**PROBLEM REQUIREMENTS**: Your answer should be one number: how many lines of the records hold the string "Date".

**SUPPLIED ENTRIES**:
☆ ☆ ☆ ☆ ☆ ☆ ☆

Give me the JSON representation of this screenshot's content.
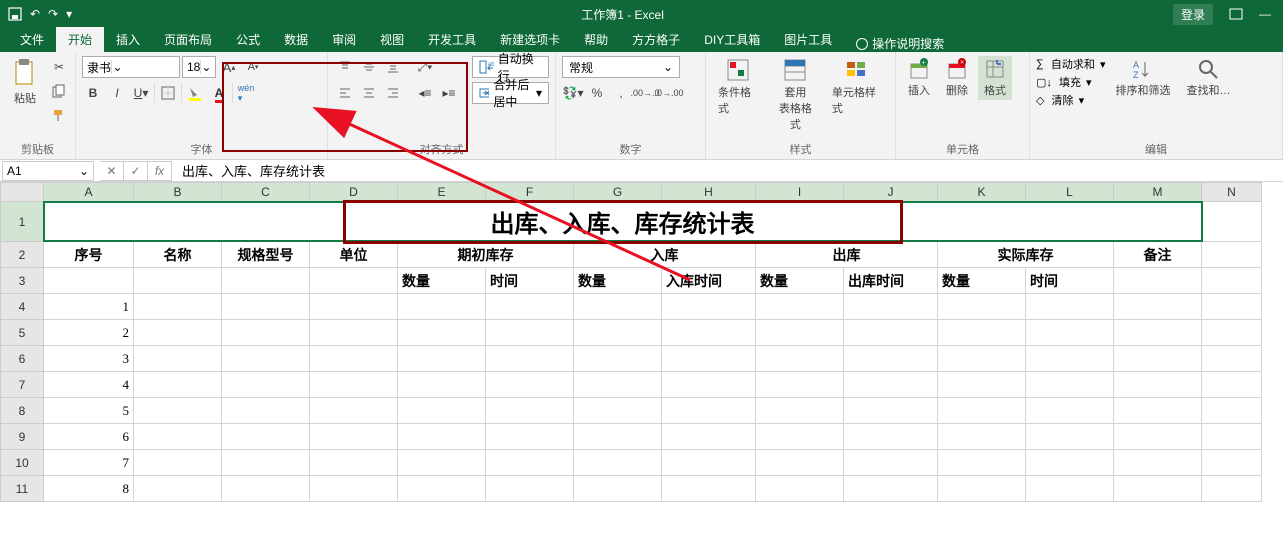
{
  "titlebar": {
    "title": "工作簿1 - Excel",
    "login": "登录"
  },
  "tabs": {
    "file": "文件",
    "home": "开始",
    "insert": "插入",
    "layout": "页面布局",
    "formulas": "公式",
    "data": "数据",
    "review": "审阅",
    "view": "视图",
    "dev": "开发工具",
    "newtab": "新建选项卡",
    "help": "帮助",
    "ffgz": "方方格子",
    "diy": "DIY工具箱",
    "pic": "图片工具",
    "tell": "操作说明搜索"
  },
  "ribbon": {
    "clipboard": {
      "label": "剪贴板",
      "paste": "粘贴"
    },
    "font": {
      "label": "字体",
      "name": "隶书",
      "size": "18"
    },
    "align": {
      "label": "对齐方式",
      "wrap": "自动换行",
      "merge": "合并后居中"
    },
    "number": {
      "label": "数字",
      "format": "常规"
    },
    "styles": {
      "label": "样式",
      "cond": "条件格式",
      "table": "套用\n表格格式",
      "cell": "单元格样式"
    },
    "cells": {
      "label": "单元格",
      "insert": "插入",
      "delete": "删除",
      "format": "格式"
    },
    "editing": {
      "label": "编辑",
      "sum": "自动求和",
      "fill": "填充",
      "clear": "清除",
      "sort": "排序和筛选",
      "find": "查找和…"
    }
  },
  "fbar": {
    "ref": "A1",
    "content": "出库、入库、库存统计表"
  },
  "columns": [
    "A",
    "B",
    "C",
    "D",
    "E",
    "F",
    "G",
    "H",
    "I",
    "J",
    "K",
    "L",
    "M",
    "N"
  ],
  "sheet": {
    "title": "出库、入库、库存统计表",
    "headers_row2": {
      "A": "序号",
      "B": "名称",
      "C": "规格型号",
      "D": "单位",
      "EF": "期初库存",
      "GH": "入库",
      "IJ": "出库",
      "KL": "实际库存",
      "M": "备注"
    },
    "headers_row3": {
      "E": "数量",
      "F": "时间",
      "G": "数量",
      "H": "入库时间",
      "I": "数量",
      "J": "出库时间",
      "K": "数量",
      "L": "时间"
    },
    "seq": [
      "1",
      "2",
      "3",
      "4",
      "5",
      "6",
      "7",
      "8"
    ]
  },
  "rownums": [
    "1",
    "2",
    "3",
    "4",
    "5",
    "6",
    "7",
    "8",
    "9",
    "10",
    "11"
  ]
}
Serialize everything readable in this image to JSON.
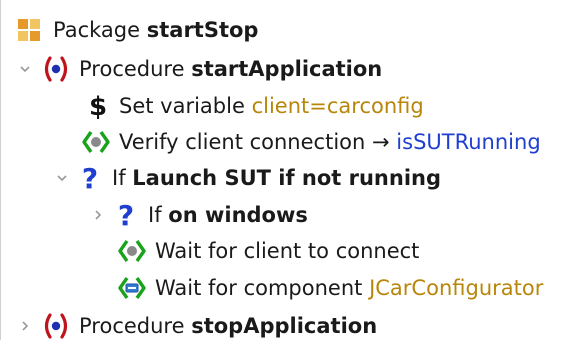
{
  "tree": {
    "rows": [
      {
        "kind": "Package",
        "name": "startStop"
      },
      {
        "kind": "Procedure",
        "name": "startApplication"
      },
      {
        "kind": "Set variable",
        "value": "client=carconfig"
      },
      {
        "kind": "Verify client connection",
        "arrow": "→",
        "link": "isSUTRunning"
      },
      {
        "kind": "If",
        "name": "Launch SUT if not running"
      },
      {
        "kind": "If",
        "name": "on windows"
      },
      {
        "kind": "Wait for client to connect"
      },
      {
        "kind": "Wait for component",
        "value": "JCarConfigurator"
      },
      {
        "kind": "Procedure",
        "name": "stopApplication"
      }
    ]
  },
  "colors": {
    "procedure_red": "#c0141c",
    "procedure_blue": "#1f2fb0",
    "wait_green": "#1aa31a",
    "question_blue": "#1f3fd0",
    "package_orange": "#e8a030",
    "value_gold": "#b8860b"
  },
  "icons": [
    "package-icon",
    "procedure-icon",
    "dollar-icon",
    "verify-connection-icon",
    "question-icon",
    "wait-client-icon",
    "wait-component-icon",
    "chevron-right-icon",
    "chevron-down-icon"
  ]
}
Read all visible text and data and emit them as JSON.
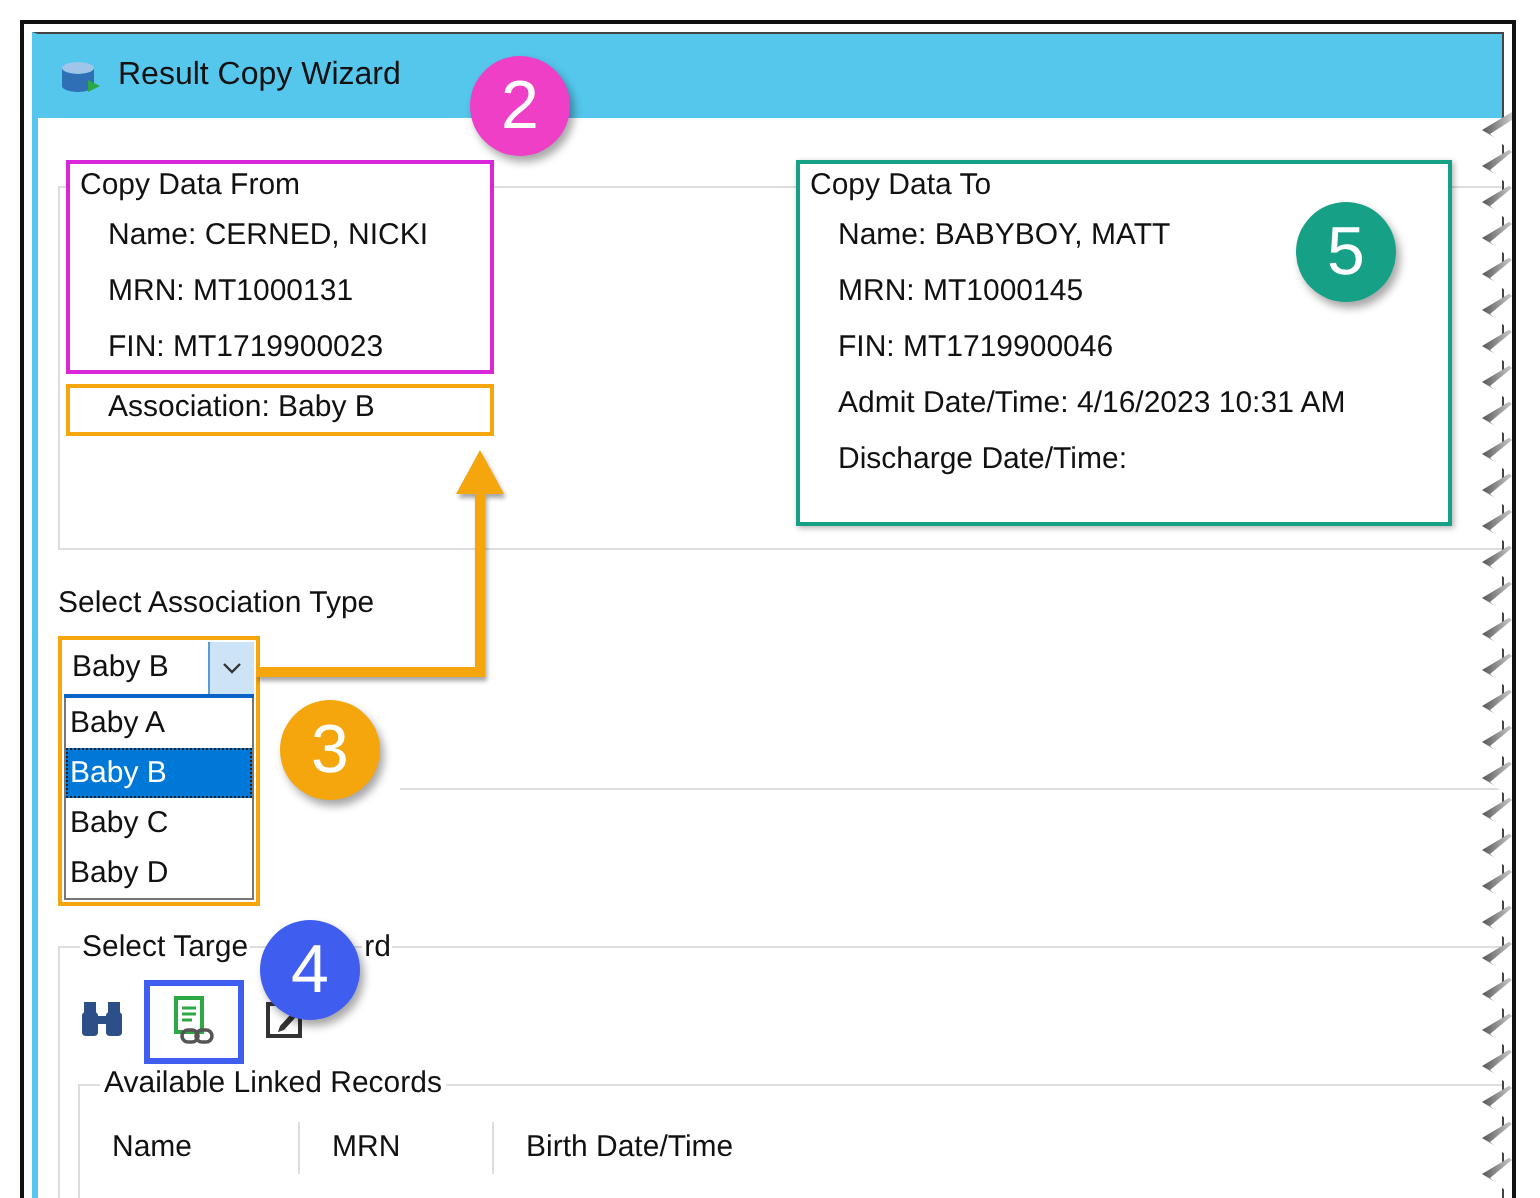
{
  "window": {
    "title": "Result Copy Wizard"
  },
  "copy_from": {
    "legend": "Copy Data From",
    "fields": [
      "Name: CERNED, NICKI",
      "MRN: MT1000131",
      "FIN: MT1719900023"
    ],
    "association": "Association: Baby B"
  },
  "copy_to": {
    "legend": "Copy Data To",
    "fields": [
      "Name: BABYBOY, MATT",
      "MRN: MT1000145",
      "FIN: MT1719900046",
      "Admit Date/Time: 4/16/2023 10:31 AM",
      "Discharge Date/Time:"
    ]
  },
  "association_type": {
    "label": "Select Association Type",
    "value": "Baby B",
    "options": [
      {
        "label": "Baby A",
        "selected": false
      },
      {
        "label": "Baby B",
        "selected": true
      },
      {
        "label": "Baby C",
        "selected": false
      },
      {
        "label": "Baby D",
        "selected": false
      }
    ]
  },
  "target_record": {
    "legend_parts": [
      "Select Targe",
      "rd"
    ],
    "linked_records": {
      "legend": "Available Linked Records",
      "columns": [
        "Name",
        "MRN",
        "Birth Date/Time"
      ]
    }
  },
  "callouts": [
    {
      "label": "2",
      "color": "#ee3fc6"
    },
    {
      "label": "3",
      "color": "#f4a60c"
    },
    {
      "label": "4",
      "color": "#3f5ef0"
    },
    {
      "label": "5",
      "color": "#16a086"
    }
  ]
}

☆ ☆ ☆ ☆ ☆ ☆ ☆

**EXERCISE RESPONSE**: 3